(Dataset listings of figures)
--

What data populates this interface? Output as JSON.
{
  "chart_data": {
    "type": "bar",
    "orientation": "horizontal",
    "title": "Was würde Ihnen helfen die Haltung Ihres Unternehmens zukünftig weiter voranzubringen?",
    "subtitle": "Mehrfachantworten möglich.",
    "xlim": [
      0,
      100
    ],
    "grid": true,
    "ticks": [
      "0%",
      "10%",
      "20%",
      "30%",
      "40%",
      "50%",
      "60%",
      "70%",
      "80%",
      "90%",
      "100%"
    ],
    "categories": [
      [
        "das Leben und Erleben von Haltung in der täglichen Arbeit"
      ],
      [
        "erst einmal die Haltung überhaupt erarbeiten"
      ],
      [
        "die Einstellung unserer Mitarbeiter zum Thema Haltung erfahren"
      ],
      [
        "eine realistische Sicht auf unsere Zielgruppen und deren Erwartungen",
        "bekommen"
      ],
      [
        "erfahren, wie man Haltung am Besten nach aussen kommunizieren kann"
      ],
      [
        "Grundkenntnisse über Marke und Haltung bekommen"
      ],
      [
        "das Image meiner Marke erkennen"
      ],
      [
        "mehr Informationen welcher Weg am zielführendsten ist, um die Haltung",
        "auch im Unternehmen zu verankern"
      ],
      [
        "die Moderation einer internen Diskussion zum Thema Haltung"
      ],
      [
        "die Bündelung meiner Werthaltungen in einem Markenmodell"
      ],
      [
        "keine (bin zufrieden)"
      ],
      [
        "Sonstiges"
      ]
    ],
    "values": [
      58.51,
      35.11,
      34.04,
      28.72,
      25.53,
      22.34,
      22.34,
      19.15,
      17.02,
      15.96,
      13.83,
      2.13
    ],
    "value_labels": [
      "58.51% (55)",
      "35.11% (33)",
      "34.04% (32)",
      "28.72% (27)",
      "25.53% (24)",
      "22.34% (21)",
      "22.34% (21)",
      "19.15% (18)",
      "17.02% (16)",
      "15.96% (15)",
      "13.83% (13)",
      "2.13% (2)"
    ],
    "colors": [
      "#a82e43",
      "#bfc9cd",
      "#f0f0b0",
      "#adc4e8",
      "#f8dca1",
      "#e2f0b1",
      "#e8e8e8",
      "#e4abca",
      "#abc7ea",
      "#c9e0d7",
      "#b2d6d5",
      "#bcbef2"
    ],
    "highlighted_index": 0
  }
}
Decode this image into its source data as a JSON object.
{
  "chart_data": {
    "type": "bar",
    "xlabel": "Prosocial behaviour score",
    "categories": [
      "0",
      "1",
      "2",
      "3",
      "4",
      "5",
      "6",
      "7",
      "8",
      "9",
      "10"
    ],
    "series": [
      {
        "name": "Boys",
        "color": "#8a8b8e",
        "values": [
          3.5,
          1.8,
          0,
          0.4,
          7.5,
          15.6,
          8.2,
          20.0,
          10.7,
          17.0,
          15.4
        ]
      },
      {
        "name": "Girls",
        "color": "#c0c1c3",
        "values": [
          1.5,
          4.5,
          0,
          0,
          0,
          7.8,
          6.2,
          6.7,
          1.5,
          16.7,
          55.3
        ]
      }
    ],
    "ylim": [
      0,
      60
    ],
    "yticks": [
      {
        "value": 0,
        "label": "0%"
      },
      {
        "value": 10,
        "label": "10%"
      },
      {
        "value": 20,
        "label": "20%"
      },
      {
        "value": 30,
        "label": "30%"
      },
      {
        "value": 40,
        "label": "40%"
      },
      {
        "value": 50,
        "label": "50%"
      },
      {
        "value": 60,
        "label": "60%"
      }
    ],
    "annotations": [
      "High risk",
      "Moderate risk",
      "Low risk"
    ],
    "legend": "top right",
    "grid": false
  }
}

--

Make an exact copy of the records.

# [WORKED SOLUTION]
What data populates this interface? Output as JSON.
{
  "chart_data": {
    "type": "bar",
    "orientation": "horizontal",
    "title": "Was würde Ihnen helfen die Haltung Ihres Unternehmens zukünftig weiter voranzubringen?",
    "subtitle": "Mehrfachantworten möglich.",
    "xlim": [
      0,
      100
    ],
    "grid": true,
    "ticks": [
      "0%",
      "10%",
      "20%",
      "30%",
      "40%",
      "50%",
      "60%",
      "70%",
      "80%",
      "90%",
      "100%"
    ],
    "categories": [
      [
        "das Leben und Erleben von Haltung in der täglichen Arbeit"
      ],
      [
        "erst einmal die Haltung überhaupt erarbeiten"
      ],
      [
        "die Einstellung unserer Mitarbeiter zum Thema Haltung erfahren"
      ],
      [
        "eine realistische Sicht auf unsere Zielgruppen und deren Erwartungen",
        "bekommen"
      ],
      [
        "erfahren, wie man Haltung am Besten nach aussen kommunizieren kann"
      ],
      [
        "Grundkenntnisse über Marke und Haltung bekommen"
      ],
      [
        "das Image meiner Marke erkennen"
      ],
      [
        "mehr Informationen welcher Weg am zielführendsten ist, um die Haltung",
        "auch im Unternehmen zu verankern"
      ],
      [
        "die Moderation einer internen Diskussion zum Thema Haltung"
      ],
      [
        "die Bündelung meiner Werthaltungen in einem Markenmodell"
      ],
      [
        "keine (bin zufrieden)"
      ],
      [
        "Sonstiges"
      ]
    ],
    "values": [
      58.51,
      35.11,
      34.04,
      28.72,
      25.53,
      22.34,
      22.34,
      19.15,
      17.02,
      15.96,
      13.83,
      2.13
    ],
    "value_labels": [
      "58.51% (55)",
      "35.11% (33)",
      "34.04% (32)",
      "28.72% (27)",
      "25.53% (24)",
      "22.34% (21)",
      "22.34% (21)",
      "19.15% (18)",
      "17.02% (16)",
      "15.96% (15)",
      "13.83% (13)",
      "2.13% (2)"
    ],
    "colors": [
      "#a82e43",
      "#bfc9cd",
      "#f0f0b0",
      "#adc4e8",
      "#f8dca1",
      "#e2f0b1",
      "#e8e8e8",
      "#e4abca",
      "#abc7ea",
      "#c9e0d7",
      "#b2d6d5",
      "#bcbef2"
    ],
    "highlighted_index": 0
  }
}
Decode this image into its source data as a JSON object.
{
  "chart_data": {
    "type": "bar",
    "xlabel": "Prosocial behaviour score",
    "categories": [
      "0",
      "1",
      "2",
      "3",
      "4",
      "5",
      "6",
      "7",
      "8",
      "9",
      "10"
    ],
    "series": [
      {
        "name": "Boys",
        "color": "#8a8b8e",
        "values": [
          3.5,
          1.8,
          0,
          0.4,
          7.5,
          15.6,
          8.2,
          20.0,
          10.7,
          17.0,
          15.4
        ]
      },
      {
        "name": "Girls",
        "color": "#c0c1c3",
        "values": [
          1.5,
          4.5,
          0,
          0,
          0,
          7.8,
          6.2,
          6.7,
          1.5,
          16.7,
          55.3
        ]
      }
    ],
    "ylim": [
      0,
      60
    ],
    "yticks": [
      {
        "value": 0,
        "label": "0%"
      },
      {
        "value": 10,
        "label": "10%"
      },
      {
        "value": 20,
        "label": "20%"
      },
      {
        "value": 30,
        "label": "30%"
      },
      {
        "value": 40,
        "label": "40%"
      },
      {
        "value": 50,
        "label": "50%"
      },
      {
        "value": 60,
        "label": "60%"
      }
    ],
    "annotations": [
      "High risk",
      "Moderate risk",
      "Low risk"
    ],
    "legend": "top right",
    "grid": false
  }
}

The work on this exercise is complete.